Instructions to follow:
Find the word "Luſſonio" in the data. Return every line where it appears.

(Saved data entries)
....

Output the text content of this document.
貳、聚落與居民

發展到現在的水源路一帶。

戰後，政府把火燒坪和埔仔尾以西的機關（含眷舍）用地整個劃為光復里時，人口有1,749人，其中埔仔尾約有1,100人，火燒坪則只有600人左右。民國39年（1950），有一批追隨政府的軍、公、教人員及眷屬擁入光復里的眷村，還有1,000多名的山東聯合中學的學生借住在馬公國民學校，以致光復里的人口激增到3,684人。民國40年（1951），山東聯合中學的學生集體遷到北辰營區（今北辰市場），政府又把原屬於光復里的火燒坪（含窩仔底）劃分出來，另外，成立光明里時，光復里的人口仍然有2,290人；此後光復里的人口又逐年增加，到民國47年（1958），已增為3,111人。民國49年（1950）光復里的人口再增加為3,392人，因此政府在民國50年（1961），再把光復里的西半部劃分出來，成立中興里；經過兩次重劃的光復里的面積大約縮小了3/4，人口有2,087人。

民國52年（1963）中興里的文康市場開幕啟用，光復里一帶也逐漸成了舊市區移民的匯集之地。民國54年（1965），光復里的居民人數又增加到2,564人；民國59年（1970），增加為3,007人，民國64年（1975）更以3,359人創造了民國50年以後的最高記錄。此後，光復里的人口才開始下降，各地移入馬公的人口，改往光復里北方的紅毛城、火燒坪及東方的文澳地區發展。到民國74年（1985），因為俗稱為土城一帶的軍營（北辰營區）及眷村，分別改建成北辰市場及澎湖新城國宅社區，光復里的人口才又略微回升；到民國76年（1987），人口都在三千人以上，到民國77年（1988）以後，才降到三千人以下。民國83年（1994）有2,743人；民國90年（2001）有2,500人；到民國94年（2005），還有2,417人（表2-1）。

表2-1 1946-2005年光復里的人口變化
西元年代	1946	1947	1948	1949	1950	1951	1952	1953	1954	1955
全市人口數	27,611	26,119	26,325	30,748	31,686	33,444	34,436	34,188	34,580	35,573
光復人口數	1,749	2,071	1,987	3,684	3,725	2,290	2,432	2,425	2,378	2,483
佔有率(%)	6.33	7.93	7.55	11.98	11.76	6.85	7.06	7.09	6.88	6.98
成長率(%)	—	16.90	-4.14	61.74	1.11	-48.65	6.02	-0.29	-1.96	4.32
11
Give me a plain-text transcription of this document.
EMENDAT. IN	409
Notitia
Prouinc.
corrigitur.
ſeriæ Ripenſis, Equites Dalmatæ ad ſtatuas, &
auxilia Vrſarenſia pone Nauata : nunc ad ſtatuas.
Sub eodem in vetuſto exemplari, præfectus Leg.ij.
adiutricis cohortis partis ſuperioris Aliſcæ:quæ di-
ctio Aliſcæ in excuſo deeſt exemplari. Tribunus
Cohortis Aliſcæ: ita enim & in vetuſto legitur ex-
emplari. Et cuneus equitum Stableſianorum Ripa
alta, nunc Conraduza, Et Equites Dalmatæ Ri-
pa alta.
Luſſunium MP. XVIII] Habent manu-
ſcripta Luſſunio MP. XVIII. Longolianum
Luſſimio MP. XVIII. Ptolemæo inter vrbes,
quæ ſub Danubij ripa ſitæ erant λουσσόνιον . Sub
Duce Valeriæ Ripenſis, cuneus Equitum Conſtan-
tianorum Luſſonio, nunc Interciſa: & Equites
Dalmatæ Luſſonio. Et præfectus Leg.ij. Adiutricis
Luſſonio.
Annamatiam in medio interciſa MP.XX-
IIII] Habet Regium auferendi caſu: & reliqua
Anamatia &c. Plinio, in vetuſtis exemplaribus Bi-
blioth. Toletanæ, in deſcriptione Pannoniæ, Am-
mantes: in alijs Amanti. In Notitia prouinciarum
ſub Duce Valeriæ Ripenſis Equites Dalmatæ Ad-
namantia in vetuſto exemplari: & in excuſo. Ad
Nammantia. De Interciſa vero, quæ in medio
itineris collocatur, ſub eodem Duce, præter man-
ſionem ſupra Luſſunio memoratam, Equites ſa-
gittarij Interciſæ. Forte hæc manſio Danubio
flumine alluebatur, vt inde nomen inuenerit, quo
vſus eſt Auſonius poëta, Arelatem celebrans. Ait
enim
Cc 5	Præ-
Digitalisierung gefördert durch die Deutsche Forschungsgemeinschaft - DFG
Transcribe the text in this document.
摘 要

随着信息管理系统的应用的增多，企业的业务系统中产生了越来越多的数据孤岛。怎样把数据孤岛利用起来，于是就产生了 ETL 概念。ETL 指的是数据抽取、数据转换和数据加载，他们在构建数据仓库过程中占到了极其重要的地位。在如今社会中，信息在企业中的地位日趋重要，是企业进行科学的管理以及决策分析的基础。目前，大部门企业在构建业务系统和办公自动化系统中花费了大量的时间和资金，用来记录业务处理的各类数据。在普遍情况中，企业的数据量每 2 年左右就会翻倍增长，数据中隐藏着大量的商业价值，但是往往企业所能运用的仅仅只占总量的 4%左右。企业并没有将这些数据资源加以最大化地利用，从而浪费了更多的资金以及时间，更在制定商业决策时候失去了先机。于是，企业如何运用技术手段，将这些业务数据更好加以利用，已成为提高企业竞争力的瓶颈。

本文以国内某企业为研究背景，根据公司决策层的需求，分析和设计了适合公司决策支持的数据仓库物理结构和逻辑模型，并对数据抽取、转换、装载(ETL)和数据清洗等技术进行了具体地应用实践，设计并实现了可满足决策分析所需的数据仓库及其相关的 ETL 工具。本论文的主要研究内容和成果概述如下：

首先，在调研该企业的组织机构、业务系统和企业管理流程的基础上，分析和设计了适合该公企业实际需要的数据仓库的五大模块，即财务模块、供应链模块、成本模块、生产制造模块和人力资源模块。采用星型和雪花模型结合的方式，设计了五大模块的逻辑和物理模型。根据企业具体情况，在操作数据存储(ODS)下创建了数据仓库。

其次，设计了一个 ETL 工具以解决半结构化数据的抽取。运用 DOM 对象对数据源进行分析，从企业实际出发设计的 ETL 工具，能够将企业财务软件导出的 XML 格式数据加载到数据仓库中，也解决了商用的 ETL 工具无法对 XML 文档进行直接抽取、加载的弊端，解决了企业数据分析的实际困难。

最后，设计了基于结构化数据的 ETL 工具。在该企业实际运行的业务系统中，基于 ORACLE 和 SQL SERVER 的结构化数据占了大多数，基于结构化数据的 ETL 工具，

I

....

Result below:
tianorum Luſſonio, nunc Interciſa: & Equites
Dalmatæ Luſſonio. Et præfectus Leg.ij. Adiutricis
Luſſonio.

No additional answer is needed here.